--- begin ---
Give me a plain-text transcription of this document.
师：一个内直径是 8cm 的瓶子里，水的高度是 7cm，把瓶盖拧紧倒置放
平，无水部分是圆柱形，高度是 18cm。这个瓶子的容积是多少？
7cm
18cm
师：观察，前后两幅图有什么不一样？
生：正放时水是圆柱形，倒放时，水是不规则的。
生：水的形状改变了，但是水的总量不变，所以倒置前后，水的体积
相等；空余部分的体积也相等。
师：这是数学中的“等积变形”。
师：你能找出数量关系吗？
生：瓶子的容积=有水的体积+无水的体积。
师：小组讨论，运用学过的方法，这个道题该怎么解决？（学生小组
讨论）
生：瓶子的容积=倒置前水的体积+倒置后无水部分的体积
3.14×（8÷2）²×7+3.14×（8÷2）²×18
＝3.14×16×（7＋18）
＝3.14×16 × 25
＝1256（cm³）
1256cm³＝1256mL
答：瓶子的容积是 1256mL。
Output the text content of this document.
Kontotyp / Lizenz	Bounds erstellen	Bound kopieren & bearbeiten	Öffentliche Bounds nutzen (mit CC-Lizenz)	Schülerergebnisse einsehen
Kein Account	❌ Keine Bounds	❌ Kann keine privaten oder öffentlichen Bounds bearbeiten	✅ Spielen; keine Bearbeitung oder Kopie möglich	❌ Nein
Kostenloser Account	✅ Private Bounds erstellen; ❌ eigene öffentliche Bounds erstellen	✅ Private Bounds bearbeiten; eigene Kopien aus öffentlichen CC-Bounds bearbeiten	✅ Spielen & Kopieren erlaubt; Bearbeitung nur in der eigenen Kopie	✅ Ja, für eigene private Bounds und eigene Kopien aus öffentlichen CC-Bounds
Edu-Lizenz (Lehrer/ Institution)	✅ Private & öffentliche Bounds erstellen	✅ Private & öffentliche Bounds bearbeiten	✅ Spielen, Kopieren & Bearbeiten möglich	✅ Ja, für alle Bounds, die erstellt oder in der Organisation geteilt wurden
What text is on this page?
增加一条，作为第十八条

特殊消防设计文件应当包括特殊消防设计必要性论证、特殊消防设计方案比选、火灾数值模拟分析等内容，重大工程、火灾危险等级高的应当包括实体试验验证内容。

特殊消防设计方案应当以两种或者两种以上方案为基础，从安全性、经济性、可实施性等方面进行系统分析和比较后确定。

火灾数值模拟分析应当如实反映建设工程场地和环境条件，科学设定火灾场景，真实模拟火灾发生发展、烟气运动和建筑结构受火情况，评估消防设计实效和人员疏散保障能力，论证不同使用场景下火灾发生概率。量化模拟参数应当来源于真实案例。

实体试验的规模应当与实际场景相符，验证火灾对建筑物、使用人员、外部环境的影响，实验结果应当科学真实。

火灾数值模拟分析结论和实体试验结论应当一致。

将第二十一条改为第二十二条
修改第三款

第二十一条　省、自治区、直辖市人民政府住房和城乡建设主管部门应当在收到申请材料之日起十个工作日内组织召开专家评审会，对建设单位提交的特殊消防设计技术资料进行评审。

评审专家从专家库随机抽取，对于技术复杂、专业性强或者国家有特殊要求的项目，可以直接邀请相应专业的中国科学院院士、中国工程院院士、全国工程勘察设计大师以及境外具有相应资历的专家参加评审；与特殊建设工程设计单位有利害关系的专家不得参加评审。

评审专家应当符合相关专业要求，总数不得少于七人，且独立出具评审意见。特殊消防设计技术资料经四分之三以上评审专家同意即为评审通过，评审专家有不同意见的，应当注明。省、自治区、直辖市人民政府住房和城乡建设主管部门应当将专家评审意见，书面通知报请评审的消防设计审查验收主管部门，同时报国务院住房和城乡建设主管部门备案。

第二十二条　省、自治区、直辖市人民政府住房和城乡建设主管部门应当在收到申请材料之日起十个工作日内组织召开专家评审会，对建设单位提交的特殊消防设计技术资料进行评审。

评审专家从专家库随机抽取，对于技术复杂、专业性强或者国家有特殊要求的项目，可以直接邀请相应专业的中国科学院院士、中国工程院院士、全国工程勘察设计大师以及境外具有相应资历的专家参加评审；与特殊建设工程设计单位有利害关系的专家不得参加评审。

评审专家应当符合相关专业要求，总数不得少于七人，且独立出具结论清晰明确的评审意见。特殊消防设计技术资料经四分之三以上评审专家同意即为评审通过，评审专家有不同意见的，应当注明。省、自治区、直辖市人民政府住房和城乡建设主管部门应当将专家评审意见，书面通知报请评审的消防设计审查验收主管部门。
--- end ---
▶ **Problem to solve**
The records above should all be quoted exactly, please.

▶ **Result of the task**
Give me a plain-text transcription of this document.
师：一个内直径是 8cm 的瓶子里，水的高度是 7cm，把瓶盖拧紧倒置放
平，无水部分是圆柱形，高度是 18cm。这个瓶子的容积是多少？
7cm
18cm
师：观察，前后两幅图有什么不一样？
生：正放时水是圆柱形，倒放时，水是不规则的。
生：水的形状改变了，但是水的总量不变，所以倒置前后，水的体积
相等；空余部分的体积也相等。
师：这是数学中的“等积变形”。
师：你能找出数量关系吗？
生：瓶子的容积=有水的体积+无水的体积。
师：小组讨论，运用学过的方法，这个道题该怎么解决？（学生小组
讨论）
生：瓶子的容积=倒置前水的体积+倒置后无水部分的体积
3.14×（8÷2）²×7+3.14×（8÷2）²×18
＝3.14×16×（7＋18）
＝3.14×16 × 25
＝1256（cm³）
1256cm³＝1256mL
答：瓶子的容积是 1256mL。
Output the text content of this document.
Kontotyp / Lizenz	Bounds erstellen	Bound kopieren & bearbeiten	Öffentliche Bounds nutzen (mit CC-Lizenz)	Schülerergebnisse einsehen
Kein Account	❌ Keine Bounds	❌ Kann keine privaten oder öffentlichen Bounds bearbeiten	✅ Spielen; keine Bearbeitung oder Kopie möglich	❌ Nein
Kostenloser Account	✅ Private Bounds erstellen; ❌ eigene öffentliche Bounds erstellen	✅ Private Bounds bearbeiten; eigene Kopien aus öffentlichen CC-Bounds bearbeiten	✅ Spielen & Kopieren erlaubt; Bearbeitung nur in der eigenen Kopie	✅ Ja, für eigene private Bounds und eigene Kopien aus öffentlichen CC-Bounds
Edu-Lizenz (Lehrer/ Institution)	✅ Private & öffentliche Bounds erstellen	✅ Private & öffentliche Bounds bearbeiten	✅ Spielen, Kopieren & Bearbeiten möglich	✅ Ja, für alle Bounds, die erstellt oder in der Organisation geteilt wurden
What text is on this page?
增加一条，作为第十八条

特殊消防设计文件应当包括特殊消防设计必要性论证、特殊消防设计方案比选、火灾数值模拟分析等内容，重大工程、火灾危险等级高的应当包括实体试验验证内容。

特殊消防设计方案应当以两种或者两种以上方案为基础，从安全性、经济性、可实施性等方面进行系统分析和比较后确定。

火灾数值模拟分析应当如实反映建设工程场地和环境条件，科学设定火灾场景，真实模拟火灾发生发展、烟气运动和建筑结构受火情况，评估消防设计实效和人员疏散保障能力，论证不同使用场景下火灾发生概率。量化模拟参数应当来源于真实案例。

实体试验的规模应当与实际场景相符，验证火灾对建筑物、使用人员、外部环境的影响，实验结果应当科学真实。

火灾数值模拟分析结论和实体试验结论应当一致。

将第二十一条改为第二十二条
修改第三款

第二十一条　省、自治区、直辖市人民政府住房和城乡建设主管部门应当在收到申请材料之日起十个工作日内组织召开专家评审会，对建设单位提交的特殊消防设计技术资料进行评审。

评审专家从专家库随机抽取，对于技术复杂、专业性强或者国家有特殊要求的项目，可以直接邀请相应专业的中国科学院院士、中国工程院院士、全国工程勘察设计大师以及境外具有相应资历的专家参加评审；与特殊建设工程设计单位有利害关系的专家不得参加评审。

评审专家应当符合相关专业要求，总数不得少于七人，且独立出具评审意见。特殊消防设计技术资料经四分之三以上评审专家同意即为评审通过，评审专家有不同意见的，应当注明。省、自治区、直辖市人民政府住房和城乡建设主管部门应当将专家评审意见，书面通知报请评审的消防设计审查验收主管部门，同时报国务院住房和城乡建设主管部门备案。

第二十二条　省、自治区、直辖市人民政府住房和城乡建设主管部门应当在收到申请材料之日起十个工作日内组织召开专家评审会，对建设单位提交的特殊消防设计技术资料进行评审。

评审专家从专家库随机抽取，对于技术复杂、专业性强或者国家有特殊要求的项目，可以直接邀请相应专业的中国科学院院士、中国工程院院士、全国工程勘察设计大师以及境外具有相应资历的专家参加评审；与特殊建设工程设计单位有利害关系的专家不得参加评审。

评审专家应当符合相关专业要求，总数不得少于七人，且独立出具结论清晰明确的评审意见。特殊消防设计技术资料经四分之三以上评审专家同意即为评审通过，评审专家有不同意见的，应当注明。省、自治区、直辖市人民政府住房和城乡建设主管部门应当将专家评审意见，书面通知报请评审的消防设计审查验收主管部门。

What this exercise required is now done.